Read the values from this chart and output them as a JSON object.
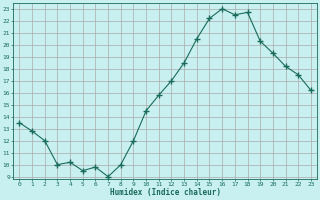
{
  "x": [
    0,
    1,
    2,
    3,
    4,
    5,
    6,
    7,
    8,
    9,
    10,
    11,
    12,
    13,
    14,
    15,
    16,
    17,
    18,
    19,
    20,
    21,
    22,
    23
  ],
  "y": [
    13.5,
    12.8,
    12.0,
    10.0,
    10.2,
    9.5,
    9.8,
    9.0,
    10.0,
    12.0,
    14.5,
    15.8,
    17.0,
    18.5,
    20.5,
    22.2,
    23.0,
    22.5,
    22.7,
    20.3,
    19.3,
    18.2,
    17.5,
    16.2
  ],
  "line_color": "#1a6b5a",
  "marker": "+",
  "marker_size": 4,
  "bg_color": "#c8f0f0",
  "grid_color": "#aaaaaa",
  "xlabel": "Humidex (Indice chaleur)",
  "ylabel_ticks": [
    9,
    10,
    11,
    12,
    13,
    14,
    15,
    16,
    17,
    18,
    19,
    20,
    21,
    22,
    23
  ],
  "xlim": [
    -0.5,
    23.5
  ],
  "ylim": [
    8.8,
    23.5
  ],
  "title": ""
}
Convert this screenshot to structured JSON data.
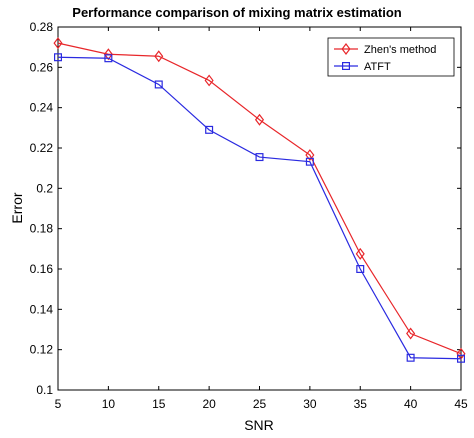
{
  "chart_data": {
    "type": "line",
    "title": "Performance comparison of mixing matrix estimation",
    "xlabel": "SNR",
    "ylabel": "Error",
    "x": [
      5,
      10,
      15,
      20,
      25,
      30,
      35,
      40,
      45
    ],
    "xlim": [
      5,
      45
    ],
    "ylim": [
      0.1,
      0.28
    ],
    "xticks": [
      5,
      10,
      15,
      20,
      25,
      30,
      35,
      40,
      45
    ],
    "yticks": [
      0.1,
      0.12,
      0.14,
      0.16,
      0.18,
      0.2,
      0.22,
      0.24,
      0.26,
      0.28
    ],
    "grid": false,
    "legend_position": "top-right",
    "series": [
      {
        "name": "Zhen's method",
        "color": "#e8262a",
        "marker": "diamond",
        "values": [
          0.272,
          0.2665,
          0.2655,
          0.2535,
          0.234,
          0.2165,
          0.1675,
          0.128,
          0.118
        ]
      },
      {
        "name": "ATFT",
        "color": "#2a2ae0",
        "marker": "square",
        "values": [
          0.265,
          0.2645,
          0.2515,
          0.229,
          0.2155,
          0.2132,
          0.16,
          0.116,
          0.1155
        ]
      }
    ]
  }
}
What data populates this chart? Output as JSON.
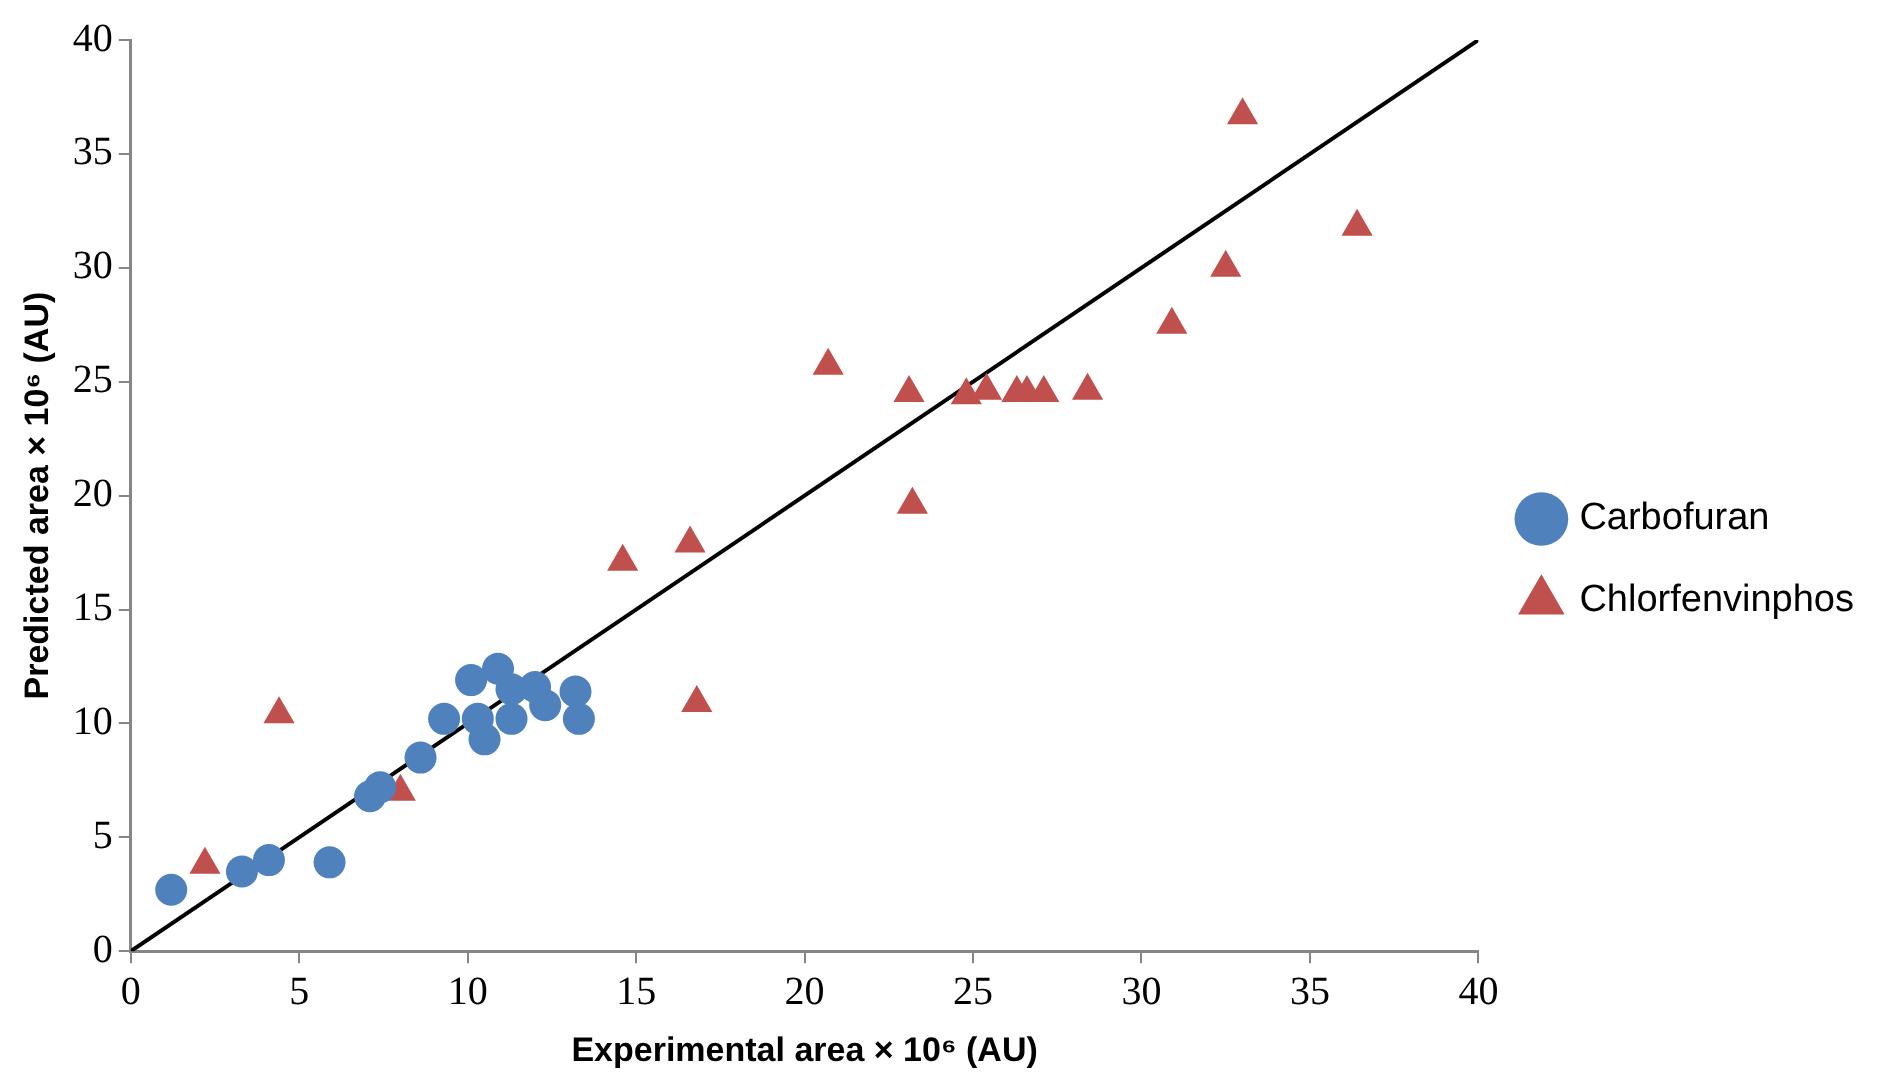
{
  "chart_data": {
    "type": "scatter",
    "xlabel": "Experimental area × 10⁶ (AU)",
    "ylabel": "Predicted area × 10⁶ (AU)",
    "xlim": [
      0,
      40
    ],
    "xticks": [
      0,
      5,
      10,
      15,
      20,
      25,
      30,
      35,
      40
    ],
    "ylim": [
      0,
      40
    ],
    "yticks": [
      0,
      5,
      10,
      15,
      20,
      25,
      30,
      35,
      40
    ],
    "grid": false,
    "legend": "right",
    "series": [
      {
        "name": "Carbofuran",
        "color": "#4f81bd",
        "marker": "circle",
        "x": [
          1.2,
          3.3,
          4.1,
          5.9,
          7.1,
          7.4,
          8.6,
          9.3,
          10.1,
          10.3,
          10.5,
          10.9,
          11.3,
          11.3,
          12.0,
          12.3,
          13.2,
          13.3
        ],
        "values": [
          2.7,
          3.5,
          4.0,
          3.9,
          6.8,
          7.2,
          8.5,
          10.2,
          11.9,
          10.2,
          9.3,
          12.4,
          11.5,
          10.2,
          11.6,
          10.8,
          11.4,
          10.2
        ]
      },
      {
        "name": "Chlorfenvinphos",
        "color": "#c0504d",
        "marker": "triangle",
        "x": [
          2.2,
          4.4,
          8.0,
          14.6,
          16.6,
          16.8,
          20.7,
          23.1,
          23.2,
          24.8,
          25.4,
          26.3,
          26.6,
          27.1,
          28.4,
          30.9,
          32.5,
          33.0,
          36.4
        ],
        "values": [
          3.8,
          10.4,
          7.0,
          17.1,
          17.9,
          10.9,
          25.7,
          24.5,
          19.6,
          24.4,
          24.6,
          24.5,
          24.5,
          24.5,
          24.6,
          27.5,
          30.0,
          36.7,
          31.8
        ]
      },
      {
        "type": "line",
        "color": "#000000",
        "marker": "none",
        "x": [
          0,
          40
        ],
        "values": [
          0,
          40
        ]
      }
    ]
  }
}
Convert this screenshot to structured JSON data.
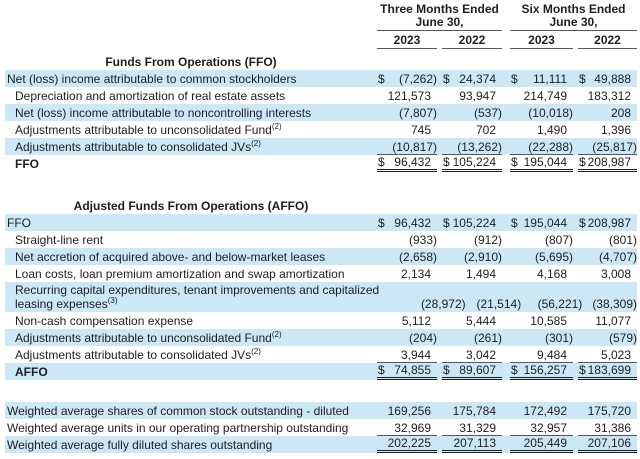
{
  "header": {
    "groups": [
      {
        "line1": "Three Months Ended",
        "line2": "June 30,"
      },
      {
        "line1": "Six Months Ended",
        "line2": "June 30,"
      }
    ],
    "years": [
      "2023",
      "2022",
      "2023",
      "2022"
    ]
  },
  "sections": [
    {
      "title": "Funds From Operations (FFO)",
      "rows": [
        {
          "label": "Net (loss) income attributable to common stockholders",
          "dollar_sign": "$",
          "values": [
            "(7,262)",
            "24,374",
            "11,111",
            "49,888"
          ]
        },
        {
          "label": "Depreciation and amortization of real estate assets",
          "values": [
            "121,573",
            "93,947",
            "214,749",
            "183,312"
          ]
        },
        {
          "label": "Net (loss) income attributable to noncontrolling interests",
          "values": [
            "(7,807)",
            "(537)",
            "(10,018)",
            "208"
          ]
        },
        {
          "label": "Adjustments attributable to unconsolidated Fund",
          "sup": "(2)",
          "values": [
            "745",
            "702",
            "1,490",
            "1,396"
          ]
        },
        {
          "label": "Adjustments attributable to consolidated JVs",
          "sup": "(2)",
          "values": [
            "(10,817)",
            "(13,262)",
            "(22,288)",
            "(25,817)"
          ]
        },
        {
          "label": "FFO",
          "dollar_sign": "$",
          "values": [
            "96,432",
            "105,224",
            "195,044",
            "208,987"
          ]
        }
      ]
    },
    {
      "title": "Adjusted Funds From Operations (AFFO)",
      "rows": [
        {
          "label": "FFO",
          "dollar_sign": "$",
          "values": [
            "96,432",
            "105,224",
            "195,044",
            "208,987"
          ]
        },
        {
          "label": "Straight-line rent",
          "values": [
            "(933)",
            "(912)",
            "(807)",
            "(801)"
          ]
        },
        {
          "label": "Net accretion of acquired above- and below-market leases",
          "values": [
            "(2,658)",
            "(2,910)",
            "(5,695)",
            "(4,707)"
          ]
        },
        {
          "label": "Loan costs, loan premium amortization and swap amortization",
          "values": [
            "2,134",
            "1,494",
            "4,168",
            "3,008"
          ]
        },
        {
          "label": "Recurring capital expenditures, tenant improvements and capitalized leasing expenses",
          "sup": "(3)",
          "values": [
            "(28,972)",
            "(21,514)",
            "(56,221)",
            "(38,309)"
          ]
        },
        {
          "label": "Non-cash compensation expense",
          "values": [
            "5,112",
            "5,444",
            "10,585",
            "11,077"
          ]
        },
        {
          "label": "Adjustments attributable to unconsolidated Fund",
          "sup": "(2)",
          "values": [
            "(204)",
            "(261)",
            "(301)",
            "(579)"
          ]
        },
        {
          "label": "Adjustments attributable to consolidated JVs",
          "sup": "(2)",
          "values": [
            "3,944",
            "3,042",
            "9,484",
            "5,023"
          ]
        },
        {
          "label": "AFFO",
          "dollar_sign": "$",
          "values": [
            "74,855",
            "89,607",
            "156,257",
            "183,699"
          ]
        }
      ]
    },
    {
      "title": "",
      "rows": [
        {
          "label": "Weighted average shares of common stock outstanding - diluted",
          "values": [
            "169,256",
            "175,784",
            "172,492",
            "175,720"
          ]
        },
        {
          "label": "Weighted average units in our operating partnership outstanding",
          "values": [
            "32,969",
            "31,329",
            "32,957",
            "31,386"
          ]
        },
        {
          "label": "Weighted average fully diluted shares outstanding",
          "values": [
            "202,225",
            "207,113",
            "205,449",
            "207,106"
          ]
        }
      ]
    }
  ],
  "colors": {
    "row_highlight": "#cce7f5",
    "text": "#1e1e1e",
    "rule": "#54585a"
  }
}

> TASK BRIEF: Only a number is expected here: the count of lines in the listing that hold the string "Funds".

> ANSWER BELOW: 2